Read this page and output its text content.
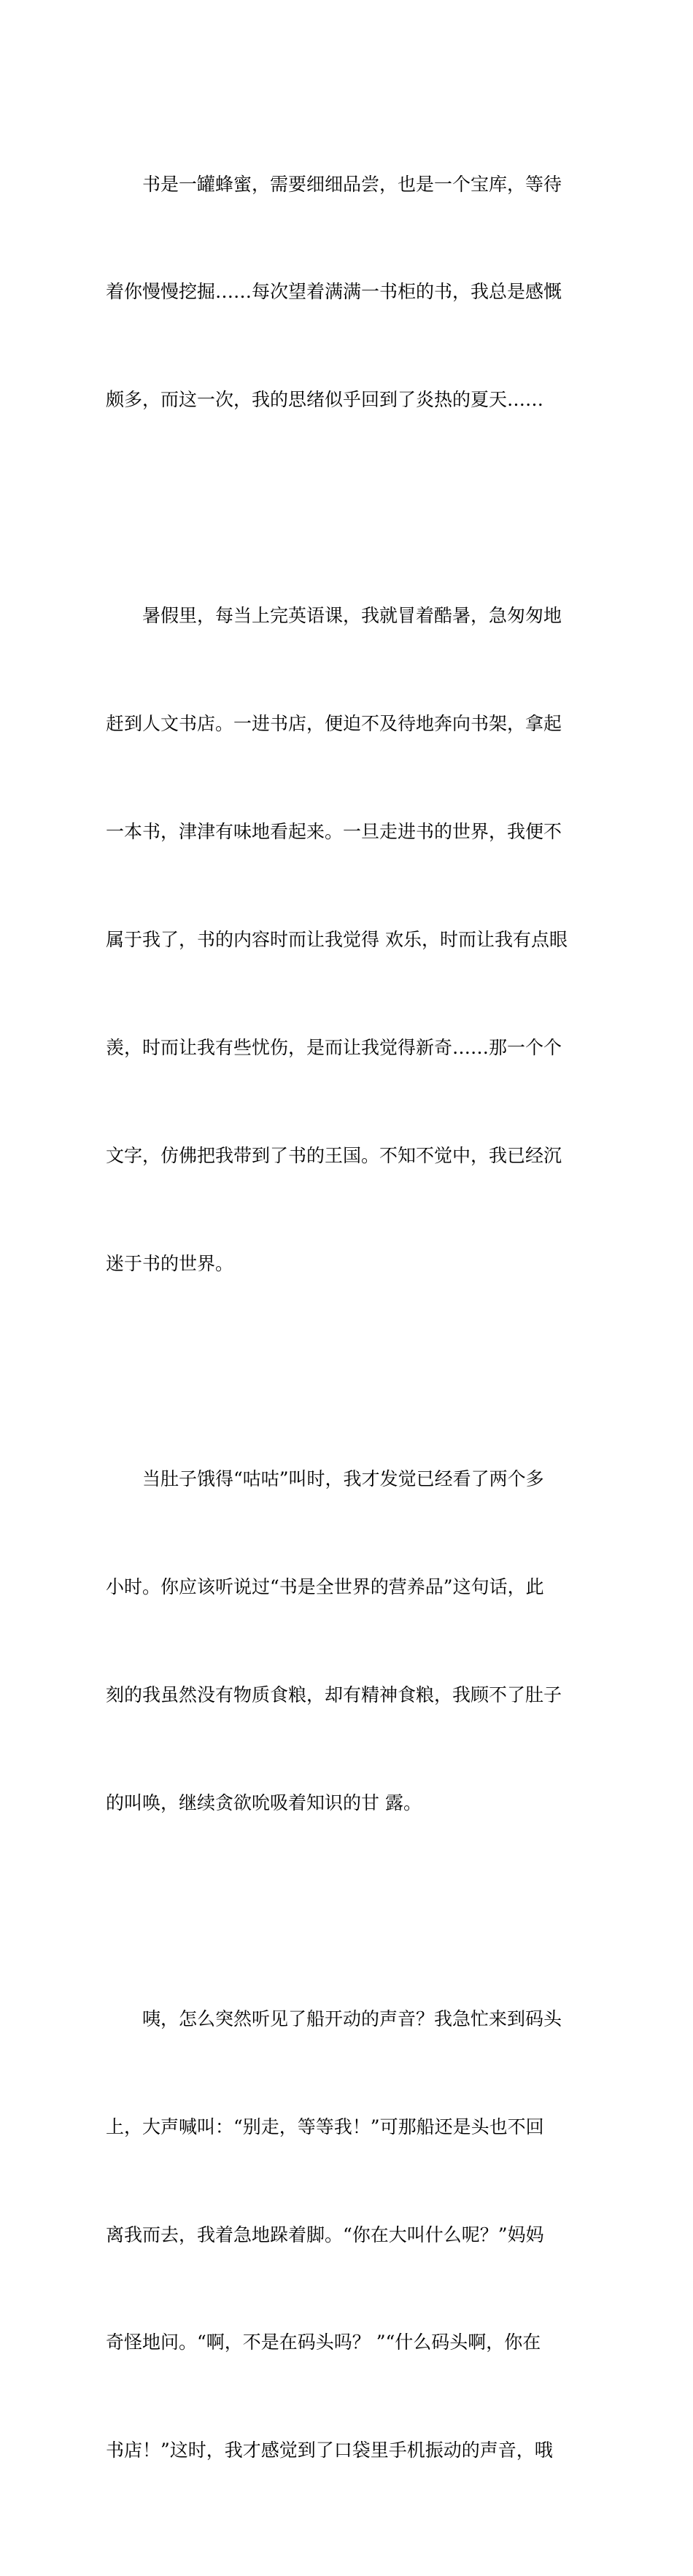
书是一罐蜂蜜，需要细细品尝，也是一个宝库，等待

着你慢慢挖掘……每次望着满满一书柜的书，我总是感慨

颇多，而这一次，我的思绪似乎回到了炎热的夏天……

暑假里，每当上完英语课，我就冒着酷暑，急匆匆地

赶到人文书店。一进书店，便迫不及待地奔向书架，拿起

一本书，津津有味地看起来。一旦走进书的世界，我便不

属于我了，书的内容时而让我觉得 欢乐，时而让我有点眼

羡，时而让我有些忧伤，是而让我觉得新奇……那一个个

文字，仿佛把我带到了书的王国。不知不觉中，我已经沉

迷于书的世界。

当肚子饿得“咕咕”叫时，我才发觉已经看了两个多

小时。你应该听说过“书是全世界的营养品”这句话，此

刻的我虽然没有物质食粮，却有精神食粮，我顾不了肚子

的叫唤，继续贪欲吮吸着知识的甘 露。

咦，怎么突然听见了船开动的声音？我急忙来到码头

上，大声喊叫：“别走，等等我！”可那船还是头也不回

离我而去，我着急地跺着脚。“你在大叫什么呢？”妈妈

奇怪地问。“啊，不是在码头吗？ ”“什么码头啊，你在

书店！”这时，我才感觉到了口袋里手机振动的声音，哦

=-=-=

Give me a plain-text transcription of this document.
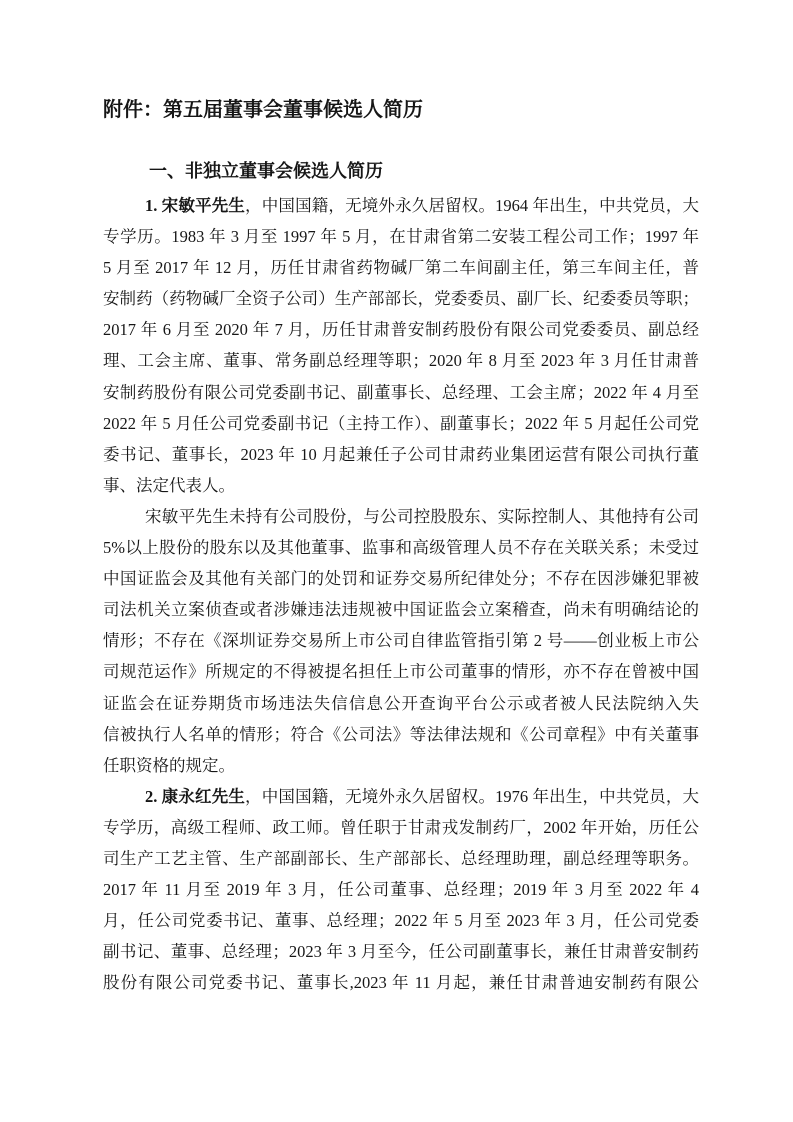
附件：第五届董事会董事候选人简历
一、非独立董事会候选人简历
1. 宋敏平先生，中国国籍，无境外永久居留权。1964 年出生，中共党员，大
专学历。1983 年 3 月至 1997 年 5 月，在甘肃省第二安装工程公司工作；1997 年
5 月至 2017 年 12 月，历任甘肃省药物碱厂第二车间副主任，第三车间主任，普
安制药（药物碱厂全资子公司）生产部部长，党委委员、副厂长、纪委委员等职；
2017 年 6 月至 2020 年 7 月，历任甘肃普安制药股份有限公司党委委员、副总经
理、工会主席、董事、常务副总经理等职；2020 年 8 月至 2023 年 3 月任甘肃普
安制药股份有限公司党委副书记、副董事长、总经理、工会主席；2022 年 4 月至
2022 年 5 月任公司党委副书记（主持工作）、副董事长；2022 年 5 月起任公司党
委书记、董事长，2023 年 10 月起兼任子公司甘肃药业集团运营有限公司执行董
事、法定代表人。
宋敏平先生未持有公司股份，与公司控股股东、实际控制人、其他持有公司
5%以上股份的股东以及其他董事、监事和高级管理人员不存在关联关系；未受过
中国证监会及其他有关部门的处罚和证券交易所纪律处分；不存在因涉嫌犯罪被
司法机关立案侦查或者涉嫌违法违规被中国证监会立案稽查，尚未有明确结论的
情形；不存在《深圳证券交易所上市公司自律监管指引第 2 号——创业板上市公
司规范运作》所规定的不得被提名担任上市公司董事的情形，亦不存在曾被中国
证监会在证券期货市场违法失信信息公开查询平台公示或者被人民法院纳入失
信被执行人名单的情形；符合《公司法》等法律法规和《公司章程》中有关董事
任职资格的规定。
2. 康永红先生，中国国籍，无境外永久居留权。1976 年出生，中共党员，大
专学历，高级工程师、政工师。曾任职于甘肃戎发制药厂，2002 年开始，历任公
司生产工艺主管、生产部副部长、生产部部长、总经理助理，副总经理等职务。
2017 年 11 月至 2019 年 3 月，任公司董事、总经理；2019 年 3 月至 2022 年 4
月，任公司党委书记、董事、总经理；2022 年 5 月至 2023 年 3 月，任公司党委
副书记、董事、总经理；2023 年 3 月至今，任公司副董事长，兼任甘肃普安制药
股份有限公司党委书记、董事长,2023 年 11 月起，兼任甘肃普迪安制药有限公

=-=-=

### REQUIREMENT
Using the material above, gather every line that includes "text".

### RESPONSE BELOW
Read this page and output its text content.
Give me a plain-text transcription of this document.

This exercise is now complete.